Worksong. Encyclopedia Of American Folklore

A song performed by an individual or a group at work to relieve the tedium, express
thoughts or emotions, or facilitate the task by coordinating actions or movements;
conversely, such performances are sometimes addressed not to the workers alone but to
potential customers (as in auctioneers’ chants or street vendors’ cries), to draft animals or
livestock (as in mule skinners’ calls or cowboys’ night-herding songs), even to
supernatural forces or beings deemed capable of hindering or helping in a task’s
completion (as in the butter charms for hastening the milk’s turning). While many such
songs may be identified by content alone, it is this work context that most fundamentally
defines worksong, distinguishing it from “occupational song,” which simply describes or
derives from work processes or occupations or trades, or “labor song,” associated with
labor unions, their ideologies, and the pursuit of their goals and agendas. Admittedly,
there is, as one would expect, considerable overlap among these categories, so that a
given item might at different times fall under any one or all three headings. Moreover,
songs of quite various origin whose contents evince no relation whatsoever to laboring
are frequently performed by persons at work. Again, then, the laboring context is the
ultimate determinant of worksong status, even if folklorists have concentrated on
materials whose contents overtly reflect this function—understandably so, since so much
of our evidence dates from an earlier time when folksong collectors were less concerned
with contexts than texts.
Worksongs are relatively rare among Native Americans, with some notable
exceptions, such as the corn-grinding songs of the Navajo and Pueblos or the paddle songs found among some tribes in the Pacific Northwest. On the whole, however, this
practice is best documented among Americans of African or European descent. (Given
the importance of worksongs in Asia, one might anticipate their prevalence among Asian
Americans, but documentation is in this case, unfortunately, lacking. So, for example,
while railroad workers have been an especially rich source of worksongs, none seem to
have been collected from the Chinese employed in building the Central Pacific during the
late 19th century.)
Not surprisingly, the best-documented worksongs among American Whites are
English-language performances often derived from the Anglo-Celtic traditions of Great
Britain and Ireland. While there is considerable evidence of such singing among other
European American groups, these traditions appear generally consistent in type, content,
and context with the more extensively noted English-language examples.

GOAL:
Please reproduce, word for word, the passage of the worksong entry between "Not surprisingly, the" and "noted English-language examples.", inclusive.

EXTRACTED DATA:
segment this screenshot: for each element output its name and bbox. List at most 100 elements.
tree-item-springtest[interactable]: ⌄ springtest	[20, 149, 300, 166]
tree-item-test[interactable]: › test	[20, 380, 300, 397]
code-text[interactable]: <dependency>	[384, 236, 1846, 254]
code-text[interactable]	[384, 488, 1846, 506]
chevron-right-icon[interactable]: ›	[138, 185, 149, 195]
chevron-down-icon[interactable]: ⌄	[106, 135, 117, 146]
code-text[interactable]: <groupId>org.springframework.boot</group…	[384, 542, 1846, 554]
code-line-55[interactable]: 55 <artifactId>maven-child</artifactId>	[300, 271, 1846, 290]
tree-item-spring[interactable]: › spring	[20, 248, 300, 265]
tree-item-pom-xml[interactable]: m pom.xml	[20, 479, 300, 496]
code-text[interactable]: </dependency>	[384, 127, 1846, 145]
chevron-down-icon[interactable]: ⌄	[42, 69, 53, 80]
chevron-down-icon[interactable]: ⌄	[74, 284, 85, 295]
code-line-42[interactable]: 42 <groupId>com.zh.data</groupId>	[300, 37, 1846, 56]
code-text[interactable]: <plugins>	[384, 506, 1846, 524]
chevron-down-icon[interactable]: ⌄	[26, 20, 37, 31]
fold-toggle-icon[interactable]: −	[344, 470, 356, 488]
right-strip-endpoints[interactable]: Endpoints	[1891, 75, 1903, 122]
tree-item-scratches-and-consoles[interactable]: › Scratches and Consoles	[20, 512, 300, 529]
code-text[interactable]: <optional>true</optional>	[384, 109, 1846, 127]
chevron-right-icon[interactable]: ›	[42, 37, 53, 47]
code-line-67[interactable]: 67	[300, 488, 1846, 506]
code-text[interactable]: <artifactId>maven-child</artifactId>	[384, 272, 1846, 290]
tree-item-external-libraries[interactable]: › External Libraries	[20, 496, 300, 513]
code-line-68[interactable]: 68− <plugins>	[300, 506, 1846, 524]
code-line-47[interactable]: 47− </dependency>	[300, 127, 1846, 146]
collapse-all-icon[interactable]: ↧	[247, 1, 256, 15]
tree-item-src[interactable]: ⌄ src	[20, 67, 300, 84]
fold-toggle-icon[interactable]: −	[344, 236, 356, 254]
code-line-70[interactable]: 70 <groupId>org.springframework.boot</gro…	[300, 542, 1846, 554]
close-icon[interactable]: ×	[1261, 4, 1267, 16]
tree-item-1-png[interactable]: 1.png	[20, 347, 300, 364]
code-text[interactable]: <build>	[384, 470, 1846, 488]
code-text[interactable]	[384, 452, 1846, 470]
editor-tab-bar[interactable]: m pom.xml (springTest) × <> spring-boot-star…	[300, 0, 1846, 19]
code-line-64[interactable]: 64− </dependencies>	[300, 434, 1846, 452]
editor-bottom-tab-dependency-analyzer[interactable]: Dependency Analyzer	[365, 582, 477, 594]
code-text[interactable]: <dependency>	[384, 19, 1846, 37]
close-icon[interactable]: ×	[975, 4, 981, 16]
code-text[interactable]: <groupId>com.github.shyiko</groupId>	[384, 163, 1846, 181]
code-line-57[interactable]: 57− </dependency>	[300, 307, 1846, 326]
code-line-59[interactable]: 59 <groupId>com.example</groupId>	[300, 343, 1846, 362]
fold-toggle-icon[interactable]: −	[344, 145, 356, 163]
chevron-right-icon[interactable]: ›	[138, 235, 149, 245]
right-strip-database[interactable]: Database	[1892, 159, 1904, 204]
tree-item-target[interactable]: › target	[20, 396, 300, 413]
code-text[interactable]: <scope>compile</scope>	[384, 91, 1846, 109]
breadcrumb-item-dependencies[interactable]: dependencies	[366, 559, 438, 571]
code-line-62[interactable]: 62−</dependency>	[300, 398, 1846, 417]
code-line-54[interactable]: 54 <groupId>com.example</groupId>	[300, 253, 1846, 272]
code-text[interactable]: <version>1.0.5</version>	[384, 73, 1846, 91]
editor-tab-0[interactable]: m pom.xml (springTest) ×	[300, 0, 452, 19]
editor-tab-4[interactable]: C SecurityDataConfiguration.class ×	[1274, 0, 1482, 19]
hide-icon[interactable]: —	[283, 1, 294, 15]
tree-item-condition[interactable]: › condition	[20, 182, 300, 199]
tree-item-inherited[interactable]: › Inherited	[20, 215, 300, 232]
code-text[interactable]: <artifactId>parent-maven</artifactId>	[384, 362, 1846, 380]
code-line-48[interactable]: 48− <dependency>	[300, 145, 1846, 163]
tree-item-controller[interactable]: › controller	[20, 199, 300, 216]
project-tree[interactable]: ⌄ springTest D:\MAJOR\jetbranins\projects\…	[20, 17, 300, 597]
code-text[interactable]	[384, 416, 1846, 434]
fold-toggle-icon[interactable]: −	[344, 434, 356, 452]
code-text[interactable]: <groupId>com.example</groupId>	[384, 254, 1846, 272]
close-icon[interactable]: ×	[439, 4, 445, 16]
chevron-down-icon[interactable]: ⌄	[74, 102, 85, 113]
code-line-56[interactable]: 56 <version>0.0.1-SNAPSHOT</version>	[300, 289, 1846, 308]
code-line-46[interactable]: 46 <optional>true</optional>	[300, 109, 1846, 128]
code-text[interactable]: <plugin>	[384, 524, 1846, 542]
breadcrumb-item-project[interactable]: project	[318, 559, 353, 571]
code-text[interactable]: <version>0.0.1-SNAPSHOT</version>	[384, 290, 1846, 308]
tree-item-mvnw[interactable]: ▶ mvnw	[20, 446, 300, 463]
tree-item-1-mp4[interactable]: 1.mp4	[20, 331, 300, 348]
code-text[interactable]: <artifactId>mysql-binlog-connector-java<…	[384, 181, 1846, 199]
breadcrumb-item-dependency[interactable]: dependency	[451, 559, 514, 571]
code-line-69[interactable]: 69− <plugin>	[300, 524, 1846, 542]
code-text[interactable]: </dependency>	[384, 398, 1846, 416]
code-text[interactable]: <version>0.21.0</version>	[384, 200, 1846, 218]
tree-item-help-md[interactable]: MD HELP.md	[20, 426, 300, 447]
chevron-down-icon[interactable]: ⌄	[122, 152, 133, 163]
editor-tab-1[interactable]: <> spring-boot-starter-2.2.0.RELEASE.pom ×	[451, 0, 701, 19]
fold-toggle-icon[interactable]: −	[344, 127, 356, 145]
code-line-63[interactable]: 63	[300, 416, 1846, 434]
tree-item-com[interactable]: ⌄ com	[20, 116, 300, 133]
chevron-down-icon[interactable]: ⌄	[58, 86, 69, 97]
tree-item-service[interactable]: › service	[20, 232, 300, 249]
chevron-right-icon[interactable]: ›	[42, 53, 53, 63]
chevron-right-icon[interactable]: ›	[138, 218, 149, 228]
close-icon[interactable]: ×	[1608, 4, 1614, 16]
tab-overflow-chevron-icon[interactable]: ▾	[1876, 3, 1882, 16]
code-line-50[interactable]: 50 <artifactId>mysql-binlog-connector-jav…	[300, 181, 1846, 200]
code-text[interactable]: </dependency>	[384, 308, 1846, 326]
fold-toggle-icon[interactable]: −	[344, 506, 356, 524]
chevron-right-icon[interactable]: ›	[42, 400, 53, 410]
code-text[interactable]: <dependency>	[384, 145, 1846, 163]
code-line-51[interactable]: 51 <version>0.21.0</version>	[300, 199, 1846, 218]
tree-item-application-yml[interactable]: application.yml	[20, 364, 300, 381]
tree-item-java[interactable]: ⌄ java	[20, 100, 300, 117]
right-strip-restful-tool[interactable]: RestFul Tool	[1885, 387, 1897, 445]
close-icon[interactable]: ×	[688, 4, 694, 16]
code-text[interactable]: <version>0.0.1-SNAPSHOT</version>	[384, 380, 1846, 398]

SOLUTION FOR THIS PROBLEM:
Not surprisingly, the best-documented worksongs among American Whites are
English-language performances often derived from the Anglo-Celtic traditions of Great
Britain and Ireland. While there is considerable evidence of such singing among other
European American groups, these traditions appear generally consistent in type, content,
and context with the more extensively noted English-language examples.